What to do :: Show all lines of the listing that hold the word "Cagliari".

--- Start of Data in this exercise ---

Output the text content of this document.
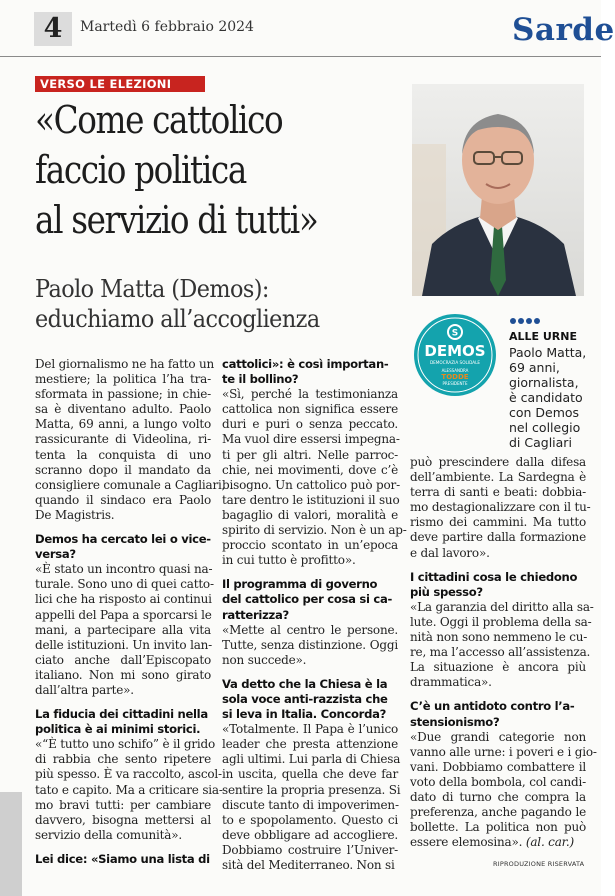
4	Martedì 6 febbraio 2024	Sarde
VERSO LE ELEZIONI
«Come cattolico
faccio politica
al servizio di tutti»
Paolo Matta (Demos):
educhiamo all’accoglienza
S
DEMOS
DEMOCRAZIA SOLIDALE
ALESSANDRA
TODDE
PRESIDENTE
ALLE URNE
Paolo Matta,
69 anni,
giornalista,
è candidato
con Demos
nel collegio
di Cagliari
Del giornalismo ne ha fatto un
mestiere; la politica l’ha tra-
sformata in passione; in chie-
sa è diventano adulto. Paolo
Matta, 69 anni, a lungo volto
rassicurante di Videolina, ri-
tenta la conquista di uno
scranno dopo il mandato da
consigliere comunale a Cagliari,
quando il sindaco era Paolo
De Magistris.
Demos ha cercato lei o vice-
versa?
«È stato un incontro quasi na-
turale. Sono uno di quei catto-
lici che ha risposto ai continui
appelli del Papa a sporcarsi le
mani, a partecipare alla vita
delle istituzioni. Un invito lan-
ciato anche dall’Episcopato
italiano. Non mi sono girato
dall’altra parte».
La fiducia dei cittadini nella
politica è ai minimi storici.
«“È tutto uno schifo” è il grido
di rabbia che sento ripetere
più spesso. È va raccolto, ascol-
tato e capito. Ma a criticare sia-
mo bravi tutti: per cambiare
davvero, bisogna mettersi al
servizio della comunità».
Lei dice: «Siamo una lista di
cattolici»: è così importan-
te il bollino?
«Sì, perché la testimonianza
cattolica non significa essere
duri e puri o senza peccato.
Ma vuol dire essersi impegna-
ti per gli altri. Nelle parroc-
chie, nei movimenti, dove c’è
bisogno. Un cattolico può por-
tare dentro le istituzioni il suo
bagaglio di valori, moralità e
spirito di servizio. Non è un ap-
proccio scontato in un’epoca
in cui tutto è profitto».
Il programma di governo
del cattolico per cosa si ca-
ratterizza?
«Mette al centro le persone.
Tutte, senza distinzione. Oggi
non succede».
Va detto che la Chiesa è la
sola voce anti-razzista che
si leva in Italia. Concorda?
«Totalmente. Il Papa è l’unico
leader che presta attenzione
agli ultimi. Lui parla di Chiesa
in uscita, quella che deve far
sentire la propria presenza. Si
discute tanto di impoverimen-
to e spopolamento. Questo ci
deve obbligare ad accogliere.
Dobbiamo costruire l’Univer-
sità del Mediterraneo. Non si
può prescindere dalla difesa
dell’ambiente. La Sardegna è
terra di santi e beati: dobbia-
mo destagionalizzare con il tu-
rismo dei cammini. Ma tutto
deve partire dalla formazione
e dal lavoro».
I cittadini cosa le chiedono
più spesso?
«La garanzia del diritto alla sa-
lute. Oggi il problema della sa-
nità non sono nemmeno le cu-
re, ma l’accesso all’assistenza.
La situazione è ancora più
drammatica».
C’è un antidoto contro l’a-
stensionismo?
«Due grandi categorie non
vanno alle urne: i poveri e i gio-
vani. Dobbiamo combattere il
voto della bombola, col candi-
dato di turno che compra la
preferenza, anche pagando le
bollette. La politica non può
essere elemosina». (al. car.)
RIPRODUZIONE RISERVATA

--- End of Data in this exercise ---

Final result ::
di Cagliari
consigliere comunale a Cagliari,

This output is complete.